> Instructions for the task
Find the lines holding the string "navy" in the data, then copy all of them.

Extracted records
- - - - - - -
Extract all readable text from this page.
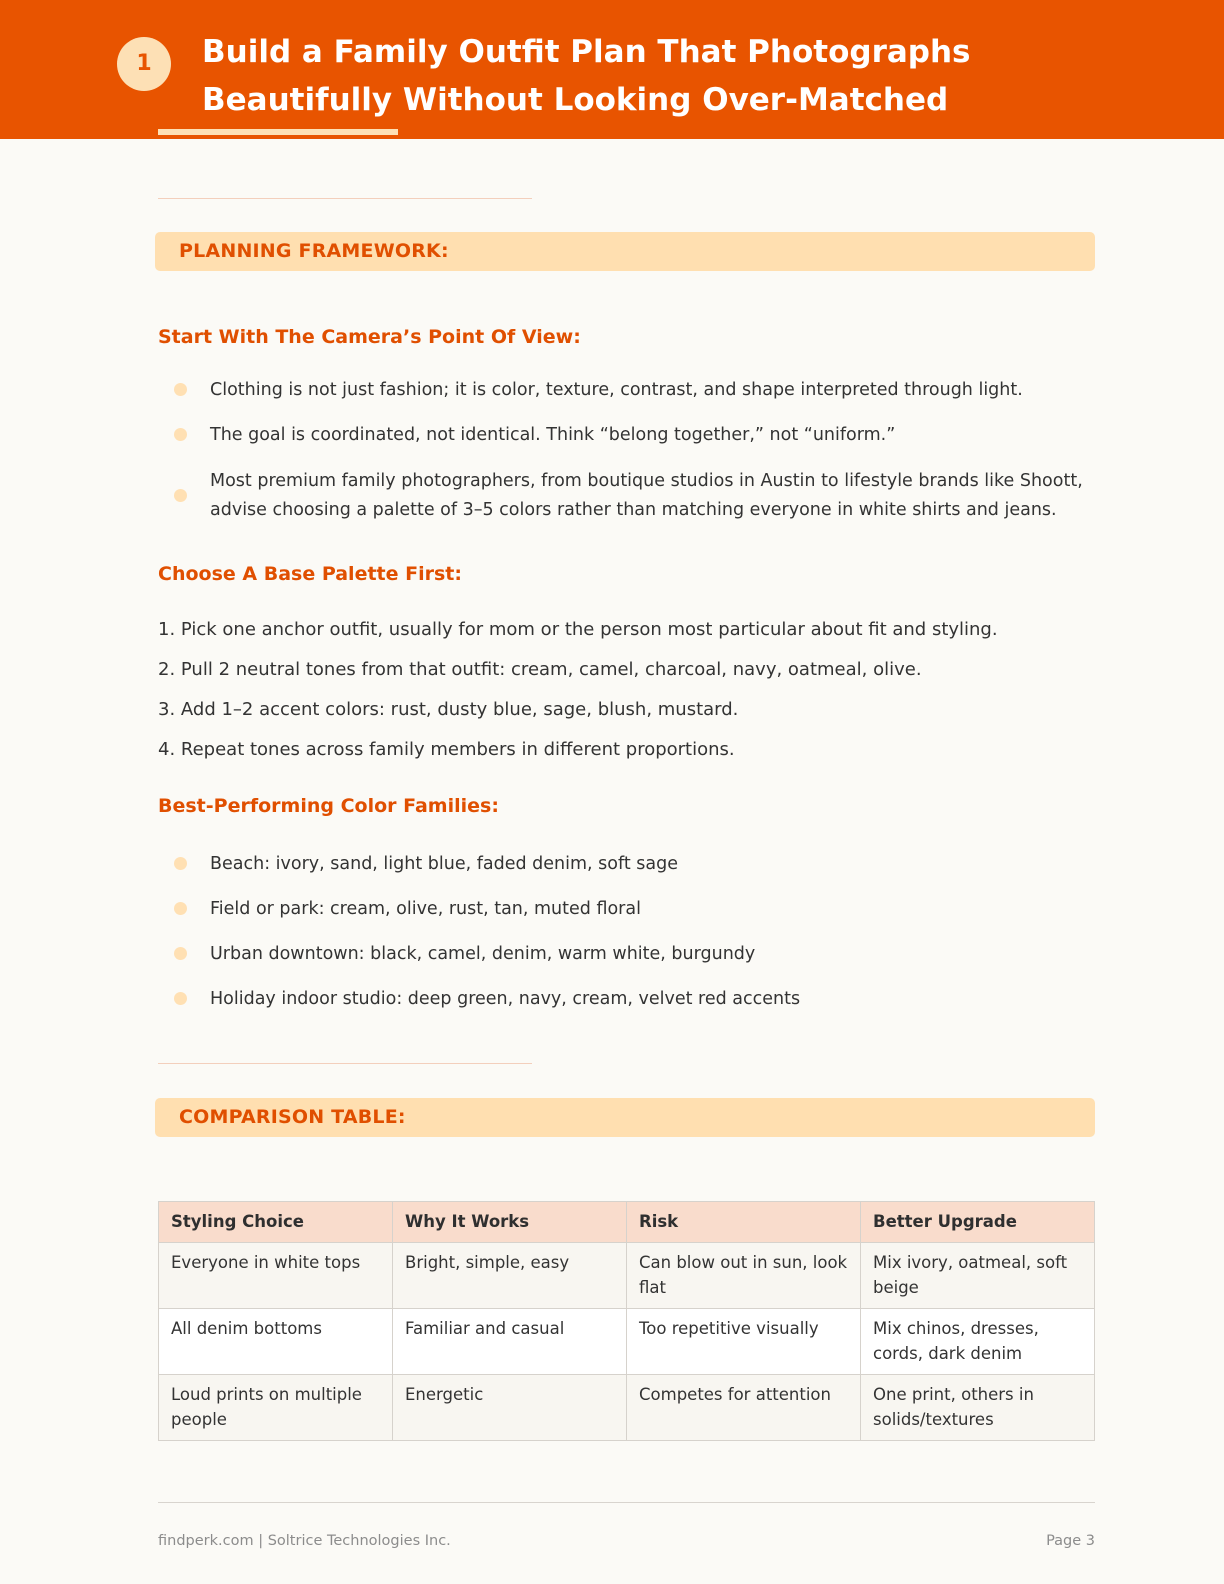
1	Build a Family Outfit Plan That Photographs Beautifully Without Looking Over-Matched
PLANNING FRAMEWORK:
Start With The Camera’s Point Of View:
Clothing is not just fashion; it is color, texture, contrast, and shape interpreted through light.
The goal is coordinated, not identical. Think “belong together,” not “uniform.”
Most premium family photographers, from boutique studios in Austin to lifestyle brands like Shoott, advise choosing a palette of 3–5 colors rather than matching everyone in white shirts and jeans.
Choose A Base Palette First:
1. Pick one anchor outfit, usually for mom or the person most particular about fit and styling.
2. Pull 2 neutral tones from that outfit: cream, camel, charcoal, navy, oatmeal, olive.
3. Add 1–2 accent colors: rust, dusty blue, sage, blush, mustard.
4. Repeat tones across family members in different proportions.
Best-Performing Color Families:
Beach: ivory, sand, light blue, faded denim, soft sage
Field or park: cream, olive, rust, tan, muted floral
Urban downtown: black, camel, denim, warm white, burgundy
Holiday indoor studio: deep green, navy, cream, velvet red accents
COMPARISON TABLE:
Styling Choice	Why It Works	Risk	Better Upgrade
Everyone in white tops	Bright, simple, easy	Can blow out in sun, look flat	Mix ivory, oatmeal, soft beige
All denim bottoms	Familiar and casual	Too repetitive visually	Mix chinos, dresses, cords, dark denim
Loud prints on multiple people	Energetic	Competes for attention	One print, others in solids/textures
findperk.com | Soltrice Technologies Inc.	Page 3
- - - - - - -
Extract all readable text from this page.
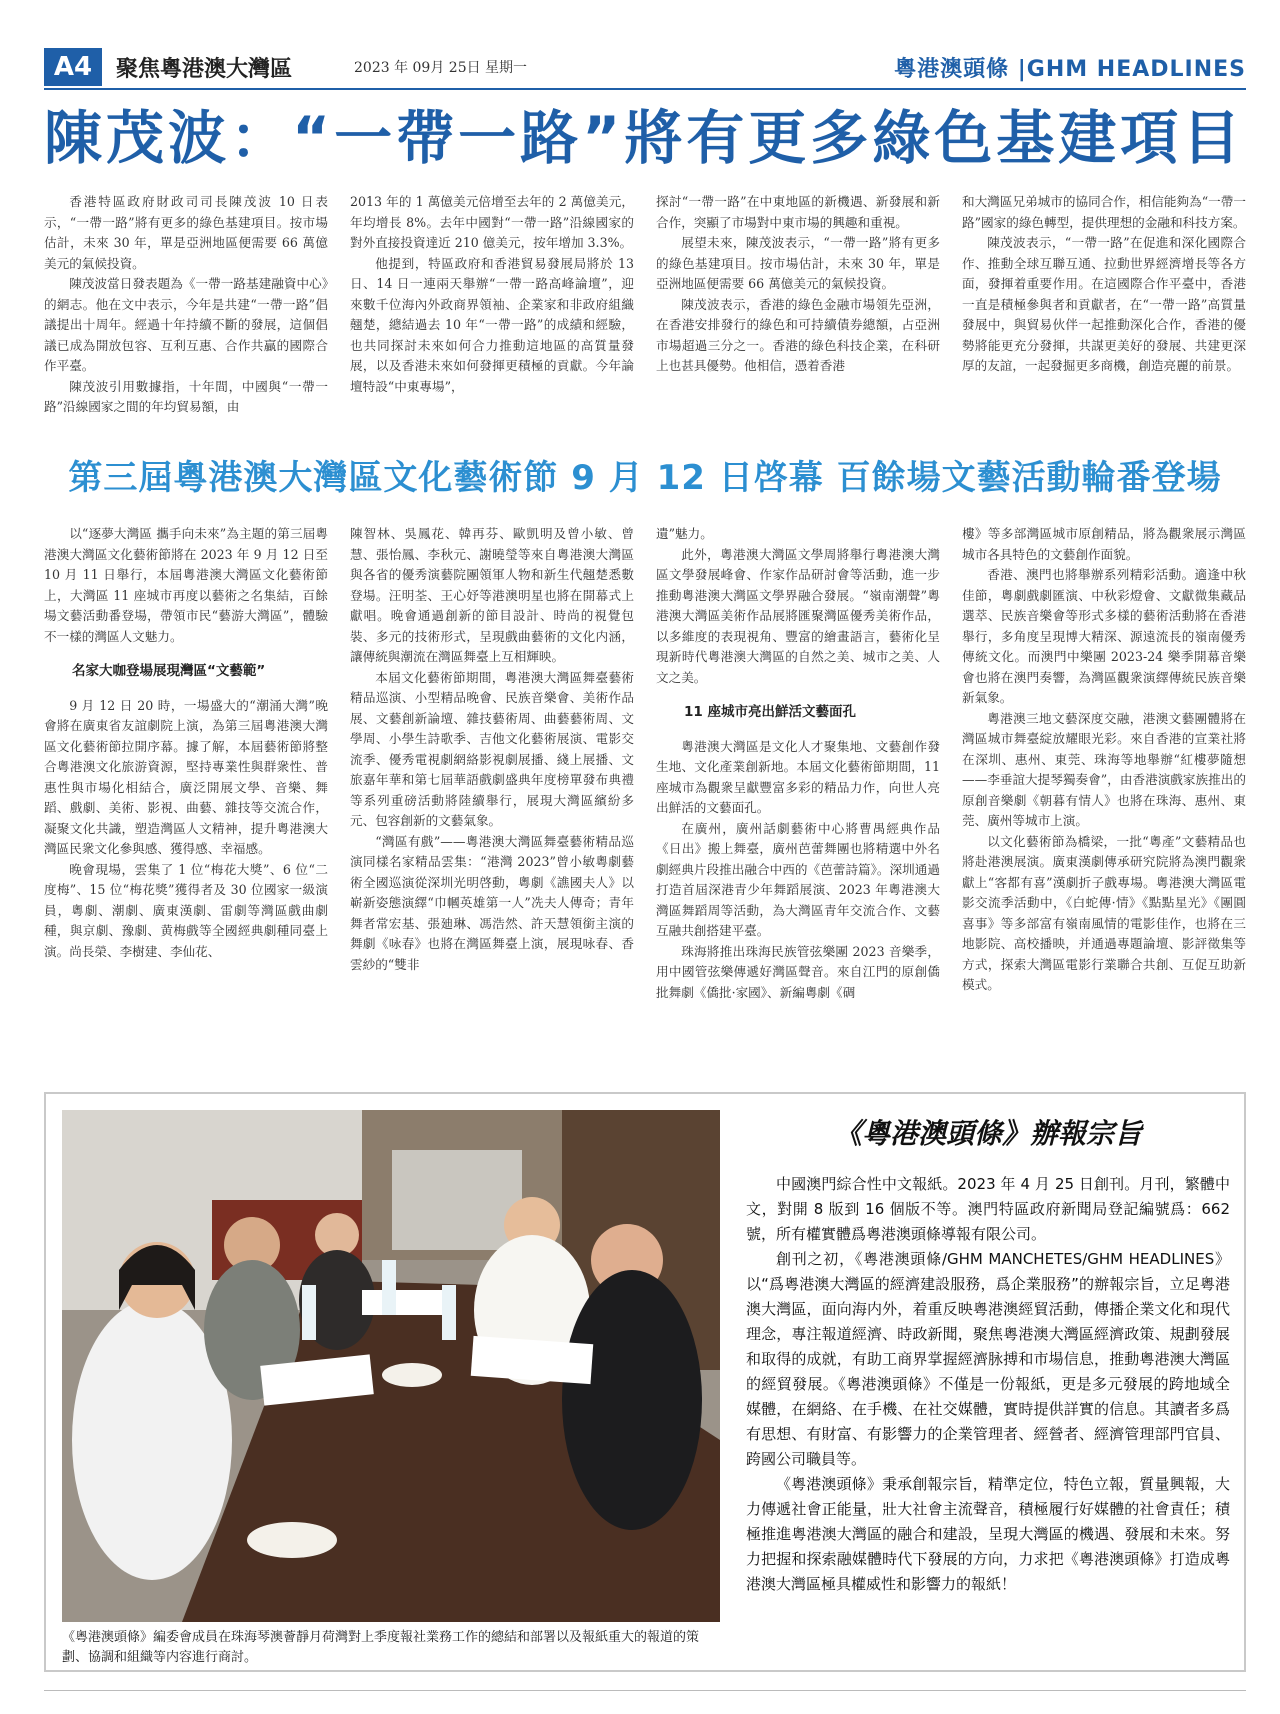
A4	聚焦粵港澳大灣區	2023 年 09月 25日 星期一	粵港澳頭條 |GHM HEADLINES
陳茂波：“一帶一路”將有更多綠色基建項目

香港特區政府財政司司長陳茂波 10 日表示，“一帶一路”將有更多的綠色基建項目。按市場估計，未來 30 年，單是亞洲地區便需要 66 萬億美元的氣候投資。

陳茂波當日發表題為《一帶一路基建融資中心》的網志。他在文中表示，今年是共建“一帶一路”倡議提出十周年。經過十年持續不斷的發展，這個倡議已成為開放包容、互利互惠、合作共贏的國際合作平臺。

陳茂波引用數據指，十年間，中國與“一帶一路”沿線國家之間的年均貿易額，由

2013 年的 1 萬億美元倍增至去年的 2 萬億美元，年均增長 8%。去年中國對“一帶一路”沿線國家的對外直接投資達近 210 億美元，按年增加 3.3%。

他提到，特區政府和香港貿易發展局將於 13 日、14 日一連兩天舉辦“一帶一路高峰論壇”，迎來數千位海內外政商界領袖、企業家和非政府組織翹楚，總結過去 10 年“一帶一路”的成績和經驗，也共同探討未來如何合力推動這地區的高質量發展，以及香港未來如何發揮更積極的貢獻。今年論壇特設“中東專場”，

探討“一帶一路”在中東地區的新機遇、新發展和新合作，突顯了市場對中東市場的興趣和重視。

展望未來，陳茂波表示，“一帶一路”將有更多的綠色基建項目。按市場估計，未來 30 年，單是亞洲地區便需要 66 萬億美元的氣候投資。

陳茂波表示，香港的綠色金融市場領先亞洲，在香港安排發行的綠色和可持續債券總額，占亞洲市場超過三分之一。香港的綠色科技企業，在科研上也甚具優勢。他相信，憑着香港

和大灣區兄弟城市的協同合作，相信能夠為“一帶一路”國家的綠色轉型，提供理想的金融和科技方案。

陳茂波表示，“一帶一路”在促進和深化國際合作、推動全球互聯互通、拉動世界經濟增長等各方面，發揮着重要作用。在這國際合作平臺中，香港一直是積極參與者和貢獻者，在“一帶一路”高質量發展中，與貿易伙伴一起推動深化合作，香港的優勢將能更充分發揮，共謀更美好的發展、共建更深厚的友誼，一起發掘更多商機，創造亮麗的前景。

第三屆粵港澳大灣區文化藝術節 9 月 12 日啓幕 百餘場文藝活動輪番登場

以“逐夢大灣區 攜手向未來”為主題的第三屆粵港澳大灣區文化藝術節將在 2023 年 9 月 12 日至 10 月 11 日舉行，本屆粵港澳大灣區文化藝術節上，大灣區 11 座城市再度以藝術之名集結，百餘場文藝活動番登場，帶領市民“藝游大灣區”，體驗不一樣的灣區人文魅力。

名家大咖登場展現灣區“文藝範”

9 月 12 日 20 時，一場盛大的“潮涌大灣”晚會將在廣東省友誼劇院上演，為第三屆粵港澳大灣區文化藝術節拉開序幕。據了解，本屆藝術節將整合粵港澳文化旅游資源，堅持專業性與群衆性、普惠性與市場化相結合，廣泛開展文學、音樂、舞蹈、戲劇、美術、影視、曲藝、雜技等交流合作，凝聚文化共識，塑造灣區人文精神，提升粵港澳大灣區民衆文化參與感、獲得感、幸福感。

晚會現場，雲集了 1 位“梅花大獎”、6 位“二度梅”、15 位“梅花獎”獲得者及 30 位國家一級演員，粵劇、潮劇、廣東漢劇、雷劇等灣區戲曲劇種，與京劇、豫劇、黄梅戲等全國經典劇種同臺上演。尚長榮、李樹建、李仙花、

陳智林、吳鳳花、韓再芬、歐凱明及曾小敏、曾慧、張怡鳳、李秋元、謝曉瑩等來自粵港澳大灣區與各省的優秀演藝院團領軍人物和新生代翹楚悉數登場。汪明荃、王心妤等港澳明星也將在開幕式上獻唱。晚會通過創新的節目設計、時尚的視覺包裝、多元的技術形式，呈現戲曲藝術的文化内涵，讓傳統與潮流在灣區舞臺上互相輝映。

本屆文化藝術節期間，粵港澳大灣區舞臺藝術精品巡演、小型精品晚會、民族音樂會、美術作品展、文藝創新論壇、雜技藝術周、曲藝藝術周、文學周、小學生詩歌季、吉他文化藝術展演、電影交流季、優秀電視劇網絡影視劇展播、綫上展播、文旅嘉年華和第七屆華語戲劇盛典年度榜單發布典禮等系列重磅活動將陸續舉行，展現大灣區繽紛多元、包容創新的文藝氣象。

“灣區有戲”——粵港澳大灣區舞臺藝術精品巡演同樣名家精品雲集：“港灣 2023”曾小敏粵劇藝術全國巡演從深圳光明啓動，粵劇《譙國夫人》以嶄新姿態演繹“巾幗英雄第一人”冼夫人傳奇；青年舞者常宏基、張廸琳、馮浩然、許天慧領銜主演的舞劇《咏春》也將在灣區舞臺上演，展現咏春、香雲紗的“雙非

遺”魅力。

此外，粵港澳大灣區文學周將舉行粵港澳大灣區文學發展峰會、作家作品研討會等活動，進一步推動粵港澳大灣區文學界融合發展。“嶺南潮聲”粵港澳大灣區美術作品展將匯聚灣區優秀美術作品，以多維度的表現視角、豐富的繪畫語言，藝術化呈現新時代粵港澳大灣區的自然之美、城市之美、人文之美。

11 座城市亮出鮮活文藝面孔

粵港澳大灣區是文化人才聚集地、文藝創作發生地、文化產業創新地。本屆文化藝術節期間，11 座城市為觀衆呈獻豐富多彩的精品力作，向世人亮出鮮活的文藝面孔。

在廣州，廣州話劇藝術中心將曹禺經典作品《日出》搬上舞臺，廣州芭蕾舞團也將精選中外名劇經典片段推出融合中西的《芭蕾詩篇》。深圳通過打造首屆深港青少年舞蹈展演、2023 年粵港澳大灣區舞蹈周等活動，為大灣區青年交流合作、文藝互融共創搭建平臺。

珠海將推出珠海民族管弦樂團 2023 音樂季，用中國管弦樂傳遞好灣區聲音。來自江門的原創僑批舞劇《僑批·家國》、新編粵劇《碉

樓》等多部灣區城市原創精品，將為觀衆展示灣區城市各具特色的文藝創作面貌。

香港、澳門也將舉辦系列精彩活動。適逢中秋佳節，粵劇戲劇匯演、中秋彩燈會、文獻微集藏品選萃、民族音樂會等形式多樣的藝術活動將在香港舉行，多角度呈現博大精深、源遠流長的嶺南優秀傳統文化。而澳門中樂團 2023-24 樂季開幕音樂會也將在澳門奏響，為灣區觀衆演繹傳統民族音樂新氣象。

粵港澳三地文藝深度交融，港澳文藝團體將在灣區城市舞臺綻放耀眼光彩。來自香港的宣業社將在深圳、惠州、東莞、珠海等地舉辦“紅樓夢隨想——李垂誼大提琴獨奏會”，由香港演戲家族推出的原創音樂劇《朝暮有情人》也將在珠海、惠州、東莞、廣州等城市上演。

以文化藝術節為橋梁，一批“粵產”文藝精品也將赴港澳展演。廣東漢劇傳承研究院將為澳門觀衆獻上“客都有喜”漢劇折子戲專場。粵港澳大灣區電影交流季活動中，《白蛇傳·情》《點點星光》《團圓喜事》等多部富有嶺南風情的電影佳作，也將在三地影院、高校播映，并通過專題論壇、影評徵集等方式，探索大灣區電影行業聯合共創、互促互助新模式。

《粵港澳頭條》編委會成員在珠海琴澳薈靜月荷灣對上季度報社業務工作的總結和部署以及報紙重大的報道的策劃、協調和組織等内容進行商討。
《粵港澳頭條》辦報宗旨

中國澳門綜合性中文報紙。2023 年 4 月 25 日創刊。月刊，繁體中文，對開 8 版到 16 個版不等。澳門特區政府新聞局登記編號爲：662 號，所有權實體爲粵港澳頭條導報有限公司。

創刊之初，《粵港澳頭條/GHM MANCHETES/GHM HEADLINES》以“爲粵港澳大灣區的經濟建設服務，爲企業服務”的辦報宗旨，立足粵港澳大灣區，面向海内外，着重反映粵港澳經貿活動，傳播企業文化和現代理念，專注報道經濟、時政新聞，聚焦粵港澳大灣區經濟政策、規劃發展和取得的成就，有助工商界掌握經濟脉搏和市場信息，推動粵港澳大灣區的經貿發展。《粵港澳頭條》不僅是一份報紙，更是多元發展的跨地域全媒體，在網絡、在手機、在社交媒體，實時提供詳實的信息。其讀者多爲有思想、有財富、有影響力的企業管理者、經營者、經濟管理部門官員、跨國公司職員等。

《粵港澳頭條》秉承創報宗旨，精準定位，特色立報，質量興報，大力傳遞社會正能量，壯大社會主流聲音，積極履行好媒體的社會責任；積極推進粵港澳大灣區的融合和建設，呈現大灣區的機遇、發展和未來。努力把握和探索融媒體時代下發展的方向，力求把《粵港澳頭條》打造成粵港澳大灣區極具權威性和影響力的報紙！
- - - - - - -
> Answer for the task
2. Pull 2 neutral tones from that outfit: cream, camel, charcoal, navy, oatmeal, olive.
Holiday indoor studio: deep green, navy, cream, velvet red accents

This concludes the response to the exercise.